Dataset items
════

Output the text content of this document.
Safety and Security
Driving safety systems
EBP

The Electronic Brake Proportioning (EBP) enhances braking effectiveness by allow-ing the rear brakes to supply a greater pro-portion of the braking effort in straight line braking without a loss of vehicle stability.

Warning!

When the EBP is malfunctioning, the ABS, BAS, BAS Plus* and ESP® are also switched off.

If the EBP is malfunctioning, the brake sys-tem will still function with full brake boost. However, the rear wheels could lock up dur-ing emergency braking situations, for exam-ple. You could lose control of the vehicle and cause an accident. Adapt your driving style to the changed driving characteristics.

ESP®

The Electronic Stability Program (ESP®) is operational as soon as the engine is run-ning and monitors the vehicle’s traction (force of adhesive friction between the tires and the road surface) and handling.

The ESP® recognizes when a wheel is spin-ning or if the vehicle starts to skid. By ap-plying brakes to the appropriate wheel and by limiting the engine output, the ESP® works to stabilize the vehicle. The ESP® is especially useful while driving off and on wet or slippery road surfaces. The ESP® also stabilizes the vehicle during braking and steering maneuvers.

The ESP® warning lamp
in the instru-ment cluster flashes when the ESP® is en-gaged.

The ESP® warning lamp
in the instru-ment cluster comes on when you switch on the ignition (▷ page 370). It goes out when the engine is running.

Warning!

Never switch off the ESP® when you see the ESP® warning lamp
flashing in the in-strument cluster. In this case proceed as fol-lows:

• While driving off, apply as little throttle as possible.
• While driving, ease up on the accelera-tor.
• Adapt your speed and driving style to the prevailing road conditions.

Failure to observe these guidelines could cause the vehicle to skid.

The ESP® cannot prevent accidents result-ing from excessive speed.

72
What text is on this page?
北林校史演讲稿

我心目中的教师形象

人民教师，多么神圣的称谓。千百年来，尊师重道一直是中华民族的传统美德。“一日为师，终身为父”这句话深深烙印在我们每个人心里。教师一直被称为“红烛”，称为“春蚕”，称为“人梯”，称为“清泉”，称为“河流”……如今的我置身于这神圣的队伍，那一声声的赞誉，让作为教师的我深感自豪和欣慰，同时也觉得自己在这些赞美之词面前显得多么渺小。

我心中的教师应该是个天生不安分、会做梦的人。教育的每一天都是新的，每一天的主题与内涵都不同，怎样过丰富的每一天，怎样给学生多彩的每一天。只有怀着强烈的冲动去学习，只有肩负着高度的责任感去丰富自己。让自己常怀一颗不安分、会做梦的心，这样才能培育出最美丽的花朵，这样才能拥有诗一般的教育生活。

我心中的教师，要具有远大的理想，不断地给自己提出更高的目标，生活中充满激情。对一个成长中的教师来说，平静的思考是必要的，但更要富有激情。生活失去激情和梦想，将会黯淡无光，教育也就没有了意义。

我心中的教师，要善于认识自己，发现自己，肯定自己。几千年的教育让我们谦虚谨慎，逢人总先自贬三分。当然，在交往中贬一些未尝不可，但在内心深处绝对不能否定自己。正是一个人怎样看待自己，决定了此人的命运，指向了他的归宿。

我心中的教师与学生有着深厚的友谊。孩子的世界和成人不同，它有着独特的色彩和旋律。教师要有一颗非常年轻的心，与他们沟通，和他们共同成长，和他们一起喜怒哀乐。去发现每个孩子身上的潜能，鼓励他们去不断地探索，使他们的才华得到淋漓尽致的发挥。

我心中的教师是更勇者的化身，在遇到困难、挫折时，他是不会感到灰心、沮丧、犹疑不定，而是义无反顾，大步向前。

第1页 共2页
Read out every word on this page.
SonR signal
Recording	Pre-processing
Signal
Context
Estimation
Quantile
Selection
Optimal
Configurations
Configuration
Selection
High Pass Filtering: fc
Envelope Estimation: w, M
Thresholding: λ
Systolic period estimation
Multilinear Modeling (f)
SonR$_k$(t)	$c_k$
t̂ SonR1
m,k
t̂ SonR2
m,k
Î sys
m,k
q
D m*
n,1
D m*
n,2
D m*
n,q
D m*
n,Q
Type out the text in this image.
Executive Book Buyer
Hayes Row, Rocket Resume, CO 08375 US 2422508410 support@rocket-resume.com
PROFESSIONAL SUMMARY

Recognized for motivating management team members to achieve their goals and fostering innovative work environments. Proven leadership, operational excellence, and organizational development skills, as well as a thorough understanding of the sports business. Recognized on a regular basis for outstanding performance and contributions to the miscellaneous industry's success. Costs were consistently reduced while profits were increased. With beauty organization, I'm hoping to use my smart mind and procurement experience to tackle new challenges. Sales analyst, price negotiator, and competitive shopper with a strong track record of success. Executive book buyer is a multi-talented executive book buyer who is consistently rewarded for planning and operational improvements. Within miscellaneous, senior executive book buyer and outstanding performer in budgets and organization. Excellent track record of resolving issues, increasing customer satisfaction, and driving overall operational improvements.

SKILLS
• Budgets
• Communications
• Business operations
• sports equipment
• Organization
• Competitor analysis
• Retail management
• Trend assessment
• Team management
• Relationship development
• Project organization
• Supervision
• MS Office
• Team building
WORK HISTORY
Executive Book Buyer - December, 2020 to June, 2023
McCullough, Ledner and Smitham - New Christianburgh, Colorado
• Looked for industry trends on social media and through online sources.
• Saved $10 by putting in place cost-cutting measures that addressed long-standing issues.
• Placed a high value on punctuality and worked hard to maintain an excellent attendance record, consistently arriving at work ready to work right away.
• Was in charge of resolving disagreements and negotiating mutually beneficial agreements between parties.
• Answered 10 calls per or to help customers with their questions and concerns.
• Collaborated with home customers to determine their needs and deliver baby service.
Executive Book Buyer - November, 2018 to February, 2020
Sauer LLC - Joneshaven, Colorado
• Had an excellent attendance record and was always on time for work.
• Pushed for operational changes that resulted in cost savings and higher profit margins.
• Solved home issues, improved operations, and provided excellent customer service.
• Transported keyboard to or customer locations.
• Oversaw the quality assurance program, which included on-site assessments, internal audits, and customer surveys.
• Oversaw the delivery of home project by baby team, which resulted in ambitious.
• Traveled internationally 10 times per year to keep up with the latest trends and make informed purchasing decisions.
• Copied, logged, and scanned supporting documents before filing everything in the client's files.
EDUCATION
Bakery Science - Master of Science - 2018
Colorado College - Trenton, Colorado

════

▶ _TASK DIRECTIONS_:
Tally the lines of the records holding the word "speed", then give only the resulting number.

▶ _RESPONSE FOR THIS EXERCISE_:
2